[START OF Data for the task]

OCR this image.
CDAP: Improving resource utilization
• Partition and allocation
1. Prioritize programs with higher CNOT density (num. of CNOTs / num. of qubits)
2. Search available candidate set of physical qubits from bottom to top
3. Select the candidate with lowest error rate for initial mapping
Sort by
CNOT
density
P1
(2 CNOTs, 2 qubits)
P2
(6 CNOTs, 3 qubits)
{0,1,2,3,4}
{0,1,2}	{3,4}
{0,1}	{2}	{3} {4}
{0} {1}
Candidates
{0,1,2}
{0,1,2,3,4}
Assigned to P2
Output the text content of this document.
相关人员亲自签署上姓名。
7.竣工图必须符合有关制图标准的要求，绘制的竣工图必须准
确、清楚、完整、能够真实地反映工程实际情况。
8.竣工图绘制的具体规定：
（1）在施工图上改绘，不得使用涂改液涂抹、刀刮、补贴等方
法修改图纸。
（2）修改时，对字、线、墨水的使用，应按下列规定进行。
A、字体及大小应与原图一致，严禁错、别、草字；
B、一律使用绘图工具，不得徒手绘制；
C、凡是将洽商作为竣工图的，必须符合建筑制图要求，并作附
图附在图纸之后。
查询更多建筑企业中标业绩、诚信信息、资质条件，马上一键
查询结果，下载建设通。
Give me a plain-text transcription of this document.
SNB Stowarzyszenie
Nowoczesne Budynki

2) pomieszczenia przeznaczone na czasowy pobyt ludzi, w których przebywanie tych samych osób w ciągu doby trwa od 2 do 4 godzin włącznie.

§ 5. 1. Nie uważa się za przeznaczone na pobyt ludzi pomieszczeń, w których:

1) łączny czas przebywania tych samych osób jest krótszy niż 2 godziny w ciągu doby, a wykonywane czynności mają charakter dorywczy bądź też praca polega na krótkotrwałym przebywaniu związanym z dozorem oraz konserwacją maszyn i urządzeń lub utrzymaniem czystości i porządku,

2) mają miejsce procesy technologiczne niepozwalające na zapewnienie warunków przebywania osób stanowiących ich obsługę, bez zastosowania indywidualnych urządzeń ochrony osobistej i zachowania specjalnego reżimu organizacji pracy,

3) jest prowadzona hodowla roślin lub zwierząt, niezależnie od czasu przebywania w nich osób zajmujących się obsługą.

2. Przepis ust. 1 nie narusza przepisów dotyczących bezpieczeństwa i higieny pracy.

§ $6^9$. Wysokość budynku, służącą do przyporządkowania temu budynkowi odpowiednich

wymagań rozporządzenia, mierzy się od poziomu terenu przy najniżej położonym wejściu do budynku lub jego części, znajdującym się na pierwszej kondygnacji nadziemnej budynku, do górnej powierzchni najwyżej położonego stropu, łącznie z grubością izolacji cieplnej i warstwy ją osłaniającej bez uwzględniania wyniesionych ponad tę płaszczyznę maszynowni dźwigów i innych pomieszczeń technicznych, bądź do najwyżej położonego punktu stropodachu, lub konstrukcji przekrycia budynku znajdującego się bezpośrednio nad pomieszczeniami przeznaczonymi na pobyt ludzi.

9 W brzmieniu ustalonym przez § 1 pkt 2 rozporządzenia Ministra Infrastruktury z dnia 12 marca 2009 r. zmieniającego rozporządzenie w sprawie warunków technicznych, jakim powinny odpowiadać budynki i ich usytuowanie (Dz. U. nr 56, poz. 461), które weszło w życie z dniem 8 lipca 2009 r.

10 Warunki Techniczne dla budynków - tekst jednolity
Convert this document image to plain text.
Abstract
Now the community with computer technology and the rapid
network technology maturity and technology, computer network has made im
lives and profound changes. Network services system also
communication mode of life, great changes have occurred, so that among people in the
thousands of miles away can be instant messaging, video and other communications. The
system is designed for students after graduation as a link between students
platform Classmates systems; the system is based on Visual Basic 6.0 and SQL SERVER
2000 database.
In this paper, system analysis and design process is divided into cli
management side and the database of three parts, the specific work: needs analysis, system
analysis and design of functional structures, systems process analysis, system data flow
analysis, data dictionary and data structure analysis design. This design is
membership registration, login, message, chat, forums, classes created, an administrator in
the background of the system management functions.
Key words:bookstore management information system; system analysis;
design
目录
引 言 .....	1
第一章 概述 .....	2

[END OF Data for the task]

(Your goal)
Reproduce the entire listing word for word.

(Written reply)
OCR this image.
CDAP: Improving resource utilization
• Partition and allocation
1. Prioritize programs with higher CNOT density (num. of CNOTs / num. of qubits)
2. Search available candidate set of physical qubits from bottom to top
3. Select the candidate with lowest error rate for initial mapping
Sort by
CNOT
density
P1
(2 CNOTs, 2 qubits)
P2
(6 CNOTs, 3 qubits)
{0,1,2,3,4}
{0,1,2}	{3,4}
{0,1}	{2}	{3} {4}
{0} {1}
Candidates
{0,1,2}
{0,1,2,3,4}
Assigned to P2
Output the text content of this document.
相关人员亲自签署上姓名。
7.竣工图必须符合有关制图标准的要求，绘制的竣工图必须准
确、清楚、完整、能够真实地反映工程实际情况。
8.竣工图绘制的具体规定：
（1）在施工图上改绘，不得使用涂改液涂抹、刀刮、补贴等方
法修改图纸。
（2）修改时，对字、线、墨水的使用，应按下列规定进行。
A、字体及大小应与原图一致，严禁错、别、草字；
B、一律使用绘图工具，不得徒手绘制；
C、凡是将洽商作为竣工图的，必须符合建筑制图要求，并作附
图附在图纸之后。
查询更多建筑企业中标业绩、诚信信息、资质条件，马上一键
查询结果，下载建设通。
Give me a plain-text transcription of this document.
SNB Stowarzyszenie
Nowoczesne Budynki

2) pomieszczenia przeznaczone na czasowy pobyt ludzi, w których przebywanie tych samych osób w ciągu doby trwa od 2 do 4 godzin włącznie.

§ 5. 1. Nie uważa się za przeznaczone na pobyt ludzi pomieszczeń, w których:

1) łączny czas przebywania tych samych osób jest krótszy niż 2 godziny w ciągu doby, a wykonywane czynności mają charakter dorywczy bądź też praca polega na krótkotrwałym przebywaniu związanym z dozorem oraz konserwacją maszyn i urządzeń lub utrzymaniem czystości i porządku,

2) mają miejsce procesy technologiczne niepozwalające na zapewnienie warunków przebywania osób stanowiących ich obsługę, bez zastosowania indywidualnych urządzeń ochrony osobistej i zachowania specjalnego reżimu organizacji pracy,

3) jest prowadzona hodowla roślin lub zwierząt, niezależnie od czasu przebywania w nich osób zajmujących się obsługą.

2. Przepis ust. 1 nie narusza przepisów dotyczących bezpieczeństwa i higieny pracy.

§ $6^9$. Wysokość budynku, służącą do przyporządkowania temu budynkowi odpowiednich

wymagań rozporządzenia, mierzy się od poziomu terenu przy najniżej położonym wejściu do budynku lub jego części, znajdującym się na pierwszej kondygnacji nadziemnej budynku, do górnej powierzchni najwyżej położonego stropu, łącznie z grubością izolacji cieplnej i warstwy ją osłaniającej bez uwzględniania wyniesionych ponad tę płaszczyznę maszynowni dźwigów i innych pomieszczeń technicznych, bądź do najwyżej położonego punktu stropodachu, lub konstrukcji przekrycia budynku znajdującego się bezpośrednio nad pomieszczeniami przeznaczonymi na pobyt ludzi.

9 W brzmieniu ustalonym przez § 1 pkt 2 rozporządzenia Ministra Infrastruktury z dnia 12 marca 2009 r. zmieniającego rozporządzenie w sprawie warunków technicznych, jakim powinny odpowiadać budynki i ich usytuowanie (Dz. U. nr 56, poz. 461), które weszło w życie z dniem 8 lipca 2009 r.

10 Warunki Techniczne dla budynków - tekst jednolity
Convert this document image to plain text.
Abstract
Now the community with computer technology and the rapid
network technology maturity and technology, computer network has made im
lives and profound changes. Network services system also
communication mode of life, great changes have occurred, so that among people in the
thousands of miles away can be instant messaging, video and other communications. The
system is designed for students after graduation as a link between students
platform Classmates systems; the system is based on Visual Basic 6.0 and SQL SERVER
2000 database.
In this paper, system analysis and design process is divided into cli
management side and the database of three parts, the specific work: needs analysis, system
analysis and design of functional structures, systems process analysis, system data flow
analysis, data dictionary and data structure analysis design. This design is
membership registration, login, message, chat, forums, classes created, an administrator in
the background of the system management functions.
Key words:bookstore management information system; system analysis;
design
目录
引 言 .....	1
第一章 概述 .....	2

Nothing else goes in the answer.